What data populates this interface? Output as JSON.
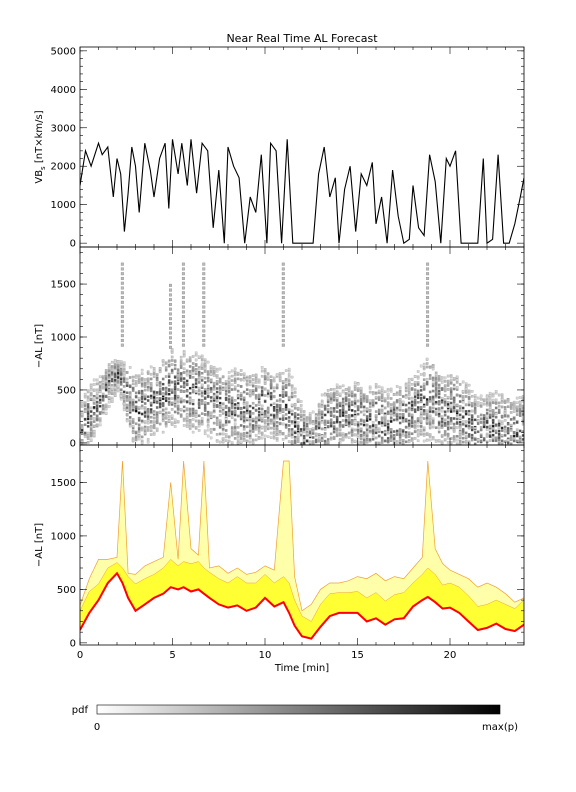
{
  "title": "Near Real Time AL Forecast",
  "chart_data": [
    {
      "type": "line",
      "ylabel": "VB",
      "ylabel_sub": "s",
      "ylabel_unit": " [nT×km/s]",
      "ylim": [
        -100,
        5100
      ],
      "yticks": [
        0,
        1000,
        2000,
        3000,
        4000,
        5000
      ],
      "xlim": [
        0,
        24
      ],
      "color": "#000000",
      "series": [
        {
          "x": [
            0,
            0.3,
            0.6,
            1,
            1.2,
            1.5,
            1.8,
            2,
            2.2,
            2.4,
            2.6,
            2.8,
            3,
            3.2,
            3.5,
            3.8,
            4,
            4.3,
            4.6,
            4.8,
            5,
            5.3,
            5.5,
            5.8,
            6,
            6.3,
            6.6,
            6.9,
            7.2,
            7.5,
            7.8,
            8,
            8.3,
            8.6,
            8.9,
            9.2,
            9.5,
            9.8,
            10.1,
            10.3,
            10.6,
            10.9,
            11.2,
            11.5,
            11.8,
            12,
            12.3,
            12.6,
            12.9,
            13.2,
            13.5,
            13.8,
            14,
            14.3,
            14.6,
            14.9,
            15.2,
            15.5,
            15.8,
            16,
            16.3,
            16.6,
            16.9,
            17.2,
            17.5,
            17.8,
            18,
            18.3,
            18.6,
            18.9,
            19.2,
            19.5,
            19.8,
            20,
            20.3,
            20.6,
            20.9,
            21.2,
            21.5,
            21.8,
            22,
            22.3,
            22.6,
            22.9,
            23.2,
            23.5,
            23.8,
            24
          ],
          "y": [
            1500,
            2400,
            2000,
            2600,
            2300,
            2500,
            1200,
            2200,
            1800,
            300,
            1300,
            2500,
            2000,
            800,
            2600,
            1900,
            1200,
            2200,
            2600,
            900,
            2700,
            1800,
            2600,
            1500,
            2700,
            1300,
            2600,
            2400,
            400,
            1900,
            0,
            2500,
            2000,
            1700,
            0,
            1200,
            800,
            2300,
            0,
            2600,
            2400,
            0,
            2700,
            0,
            0,
            0,
            0,
            0,
            1800,
            2500,
            1200,
            1700,
            0,
            1400,
            2000,
            300,
            1800,
            1500,
            2100,
            500,
            1200,
            0,
            1900,
            700,
            0,
            100,
            1500,
            400,
            200,
            2300,
            1600,
            0,
            2200,
            2000,
            2400,
            0,
            0,
            0,
            0,
            2200,
            0,
            100,
            2300,
            0,
            0,
            500,
            1200,
            1700
          ]
        }
      ]
    },
    {
      "type": "heatmap",
      "ylabel": "−AL [nT]",
      "ylim": [
        -20,
        1850
      ],
      "yticks": [
        0,
        500,
        1000,
        1500
      ],
      "xlim": [
        0,
        24
      ],
      "colorscale": [
        "#ffffff",
        "#000000"
      ],
      "peaks": [
        {
          "x": 2.3,
          "y": 1700
        },
        {
          "x": 5.6,
          "y": 1700
        },
        {
          "x": 6.7,
          "y": 1700
        },
        {
          "x": 11.0,
          "y": 1700
        },
        {
          "x": 18.8,
          "y": 1700
        },
        {
          "x": 4.9,
          "y": 1500
        }
      ]
    },
    {
      "type": "area",
      "ylabel": "−AL [nT]",
      "xlabel": "Time [min]",
      "ylim": [
        -20,
        1850
      ],
      "yticks": [
        0,
        500,
        1000,
        1500
      ],
      "xticks": [
        0,
        5,
        10,
        15,
        20
      ],
      "xlim": [
        0,
        24
      ],
      "colors": {
        "median": "#ff0000",
        "inner_band": "#ffff33",
        "outer_band": "#ffffaa",
        "band_edge": "#f0a030"
      },
      "x": [
        0,
        0.5,
        1,
        1.5,
        2,
        2.3,
        2.6,
        3,
        3.5,
        4,
        4.5,
        4.9,
        5.3,
        5.6,
        6,
        6.4,
        6.7,
        7,
        7.5,
        8,
        8.5,
        9,
        9.5,
        10,
        10.5,
        11,
        11.3,
        11.6,
        12,
        12.5,
        13,
        13.5,
        14,
        14.5,
        15,
        15.5,
        16,
        16.5,
        17,
        17.5,
        18,
        18.5,
        18.8,
        19.2,
        19.6,
        20,
        20.5,
        21,
        21.5,
        22,
        22.5,
        23,
        23.5,
        24
      ],
      "median": [
        120,
        280,
        400,
        560,
        650,
        560,
        420,
        300,
        360,
        420,
        460,
        520,
        500,
        520,
        480,
        500,
        460,
        420,
        360,
        330,
        350,
        300,
        330,
        420,
        340,
        380,
        280,
        160,
        60,
        40,
        150,
        250,
        280,
        280,
        280,
        200,
        230,
        170,
        220,
        230,
        340,
        400,
        430,
        380,
        320,
        330,
        280,
        200,
        120,
        140,
        180,
        130,
        110,
        170
      ],
      "inner_upper": [
        300,
        480,
        550,
        700,
        750,
        700,
        620,
        550,
        600,
        640,
        700,
        780,
        720,
        760,
        740,
        760,
        700,
        660,
        600,
        560,
        620,
        560,
        560,
        640,
        560,
        620,
        560,
        400,
        250,
        200,
        360,
        460,
        470,
        470,
        480,
        420,
        470,
        390,
        450,
        470,
        560,
        640,
        700,
        640,
        540,
        560,
        520,
        440,
        340,
        360,
        400,
        360,
        320,
        400
      ],
      "outer_upper": [
        350,
        600,
        780,
        780,
        800,
        1700,
        650,
        640,
        720,
        760,
        800,
        1500,
        780,
        1700,
        880,
        820,
        1700,
        700,
        720,
        650,
        700,
        640,
        660,
        720,
        680,
        1700,
        1700,
        620,
        300,
        360,
        500,
        560,
        560,
        580,
        620,
        600,
        650,
        580,
        620,
        600,
        700,
        800,
        1700,
        880,
        740,
        680,
        640,
        600,
        520,
        560,
        520,
        460,
        380,
        420
      ]
    }
  ],
  "colorbar": {
    "label": "pdf",
    "min_label": "0",
    "max_label": "max(p)"
  }
}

======

**Work to complete**
Determine the number of lines in the entries above where the string "Time" appears. Answer with the number alone.

**Exercise result**
2